━━ Dataset excerpts

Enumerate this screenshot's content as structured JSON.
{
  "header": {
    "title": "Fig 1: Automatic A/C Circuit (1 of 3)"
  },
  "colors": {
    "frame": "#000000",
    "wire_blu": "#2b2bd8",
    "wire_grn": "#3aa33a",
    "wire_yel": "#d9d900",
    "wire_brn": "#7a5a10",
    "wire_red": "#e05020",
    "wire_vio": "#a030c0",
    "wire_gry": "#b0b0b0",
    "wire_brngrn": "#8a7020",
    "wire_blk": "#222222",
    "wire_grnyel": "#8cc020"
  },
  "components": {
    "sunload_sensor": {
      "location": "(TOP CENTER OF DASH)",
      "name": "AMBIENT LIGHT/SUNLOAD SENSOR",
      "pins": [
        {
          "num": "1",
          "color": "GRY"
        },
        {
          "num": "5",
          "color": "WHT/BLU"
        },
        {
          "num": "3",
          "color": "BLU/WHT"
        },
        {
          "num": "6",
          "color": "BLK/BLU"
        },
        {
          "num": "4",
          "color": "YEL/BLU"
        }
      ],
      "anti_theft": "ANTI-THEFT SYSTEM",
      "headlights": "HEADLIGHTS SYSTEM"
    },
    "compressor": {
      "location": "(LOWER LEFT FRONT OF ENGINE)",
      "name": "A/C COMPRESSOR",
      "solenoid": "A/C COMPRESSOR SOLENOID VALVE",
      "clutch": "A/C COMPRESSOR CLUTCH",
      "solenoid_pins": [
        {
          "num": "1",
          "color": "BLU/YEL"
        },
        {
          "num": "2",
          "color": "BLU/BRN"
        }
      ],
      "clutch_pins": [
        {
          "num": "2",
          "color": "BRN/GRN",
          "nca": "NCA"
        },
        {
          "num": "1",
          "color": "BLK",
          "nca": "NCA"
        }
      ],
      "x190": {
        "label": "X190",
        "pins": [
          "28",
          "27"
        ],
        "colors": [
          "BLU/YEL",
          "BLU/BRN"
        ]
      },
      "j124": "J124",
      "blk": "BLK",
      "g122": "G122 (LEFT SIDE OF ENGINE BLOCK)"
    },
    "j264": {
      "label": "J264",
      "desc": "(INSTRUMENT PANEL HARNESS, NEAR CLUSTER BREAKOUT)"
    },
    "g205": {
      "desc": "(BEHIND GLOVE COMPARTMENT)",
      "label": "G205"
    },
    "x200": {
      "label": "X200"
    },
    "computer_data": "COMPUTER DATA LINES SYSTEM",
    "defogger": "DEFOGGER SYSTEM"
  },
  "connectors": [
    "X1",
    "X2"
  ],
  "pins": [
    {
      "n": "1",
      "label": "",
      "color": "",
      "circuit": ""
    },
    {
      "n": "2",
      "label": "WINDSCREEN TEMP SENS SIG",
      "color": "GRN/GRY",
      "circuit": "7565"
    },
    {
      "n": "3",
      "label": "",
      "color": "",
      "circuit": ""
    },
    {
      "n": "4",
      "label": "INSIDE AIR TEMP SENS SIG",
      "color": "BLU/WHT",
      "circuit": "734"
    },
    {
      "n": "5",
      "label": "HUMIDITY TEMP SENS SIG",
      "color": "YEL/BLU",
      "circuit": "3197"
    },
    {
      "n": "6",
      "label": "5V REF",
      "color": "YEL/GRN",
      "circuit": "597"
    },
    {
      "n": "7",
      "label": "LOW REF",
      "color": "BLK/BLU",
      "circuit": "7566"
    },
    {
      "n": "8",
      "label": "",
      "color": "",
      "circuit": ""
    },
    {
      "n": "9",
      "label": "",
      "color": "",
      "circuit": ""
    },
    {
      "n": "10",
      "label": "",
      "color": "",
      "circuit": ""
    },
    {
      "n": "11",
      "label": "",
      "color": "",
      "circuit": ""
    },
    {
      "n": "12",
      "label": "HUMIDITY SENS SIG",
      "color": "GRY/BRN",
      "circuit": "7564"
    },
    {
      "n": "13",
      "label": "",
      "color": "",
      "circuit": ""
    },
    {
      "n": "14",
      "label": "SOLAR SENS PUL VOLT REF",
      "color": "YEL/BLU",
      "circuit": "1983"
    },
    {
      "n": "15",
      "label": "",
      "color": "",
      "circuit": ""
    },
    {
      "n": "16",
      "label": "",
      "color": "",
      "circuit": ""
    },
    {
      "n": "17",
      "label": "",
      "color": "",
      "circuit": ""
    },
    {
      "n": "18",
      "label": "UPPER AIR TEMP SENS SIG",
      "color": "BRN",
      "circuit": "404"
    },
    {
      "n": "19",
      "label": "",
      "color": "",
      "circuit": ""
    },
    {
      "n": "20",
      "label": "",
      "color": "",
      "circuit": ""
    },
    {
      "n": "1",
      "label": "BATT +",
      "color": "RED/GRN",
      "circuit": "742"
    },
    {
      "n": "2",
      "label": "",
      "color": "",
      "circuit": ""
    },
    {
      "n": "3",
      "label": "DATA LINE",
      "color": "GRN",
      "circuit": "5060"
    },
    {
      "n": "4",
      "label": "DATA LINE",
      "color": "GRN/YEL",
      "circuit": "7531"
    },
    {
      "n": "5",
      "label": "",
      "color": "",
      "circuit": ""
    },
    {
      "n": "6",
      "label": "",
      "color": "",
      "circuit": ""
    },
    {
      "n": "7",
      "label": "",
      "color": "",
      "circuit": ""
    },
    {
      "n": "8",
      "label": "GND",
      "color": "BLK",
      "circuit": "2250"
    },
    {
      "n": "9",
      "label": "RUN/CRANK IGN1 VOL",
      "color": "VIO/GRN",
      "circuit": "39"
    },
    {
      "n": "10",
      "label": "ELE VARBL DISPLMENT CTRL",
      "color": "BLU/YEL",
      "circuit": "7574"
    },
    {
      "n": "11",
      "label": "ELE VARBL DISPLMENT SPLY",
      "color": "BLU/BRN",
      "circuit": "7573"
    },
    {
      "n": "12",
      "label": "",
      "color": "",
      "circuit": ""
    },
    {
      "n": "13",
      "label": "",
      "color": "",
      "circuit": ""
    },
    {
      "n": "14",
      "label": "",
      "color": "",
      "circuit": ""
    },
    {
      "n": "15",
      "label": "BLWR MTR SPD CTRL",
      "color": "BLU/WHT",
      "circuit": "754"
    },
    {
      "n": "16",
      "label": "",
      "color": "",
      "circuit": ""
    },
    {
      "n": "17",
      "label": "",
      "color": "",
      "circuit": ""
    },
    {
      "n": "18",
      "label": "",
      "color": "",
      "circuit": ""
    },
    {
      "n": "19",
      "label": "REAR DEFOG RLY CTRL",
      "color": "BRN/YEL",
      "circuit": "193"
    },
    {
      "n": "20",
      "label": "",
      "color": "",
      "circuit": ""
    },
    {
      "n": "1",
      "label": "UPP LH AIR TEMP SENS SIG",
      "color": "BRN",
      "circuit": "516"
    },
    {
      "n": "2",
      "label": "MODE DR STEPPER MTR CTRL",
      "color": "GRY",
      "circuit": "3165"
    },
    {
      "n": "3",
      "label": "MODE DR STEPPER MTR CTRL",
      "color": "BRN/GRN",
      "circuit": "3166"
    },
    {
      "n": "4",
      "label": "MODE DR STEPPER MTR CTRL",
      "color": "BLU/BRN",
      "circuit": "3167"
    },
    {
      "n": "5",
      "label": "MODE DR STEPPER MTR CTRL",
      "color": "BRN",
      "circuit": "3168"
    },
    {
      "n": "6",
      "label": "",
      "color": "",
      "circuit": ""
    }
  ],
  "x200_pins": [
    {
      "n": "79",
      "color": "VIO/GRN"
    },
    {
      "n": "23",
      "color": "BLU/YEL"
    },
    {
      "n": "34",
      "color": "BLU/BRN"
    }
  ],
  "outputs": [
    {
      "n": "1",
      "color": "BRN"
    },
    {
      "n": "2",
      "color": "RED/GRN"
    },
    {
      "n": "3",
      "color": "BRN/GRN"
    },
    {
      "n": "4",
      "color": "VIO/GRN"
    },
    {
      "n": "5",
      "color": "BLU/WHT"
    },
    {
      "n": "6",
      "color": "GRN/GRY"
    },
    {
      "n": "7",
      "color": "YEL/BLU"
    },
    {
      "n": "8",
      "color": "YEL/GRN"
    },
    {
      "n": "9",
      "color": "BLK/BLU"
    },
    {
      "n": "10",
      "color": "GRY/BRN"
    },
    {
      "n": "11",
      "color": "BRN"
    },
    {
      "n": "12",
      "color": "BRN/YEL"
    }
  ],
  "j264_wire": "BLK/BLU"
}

━━━━

Return each line in the records that holds the string "location".

Answer in full:
      "location": "(TOP CENTER OF DASH)",
      "location": "(LOWER LEFT FRONT OF ENGINE)",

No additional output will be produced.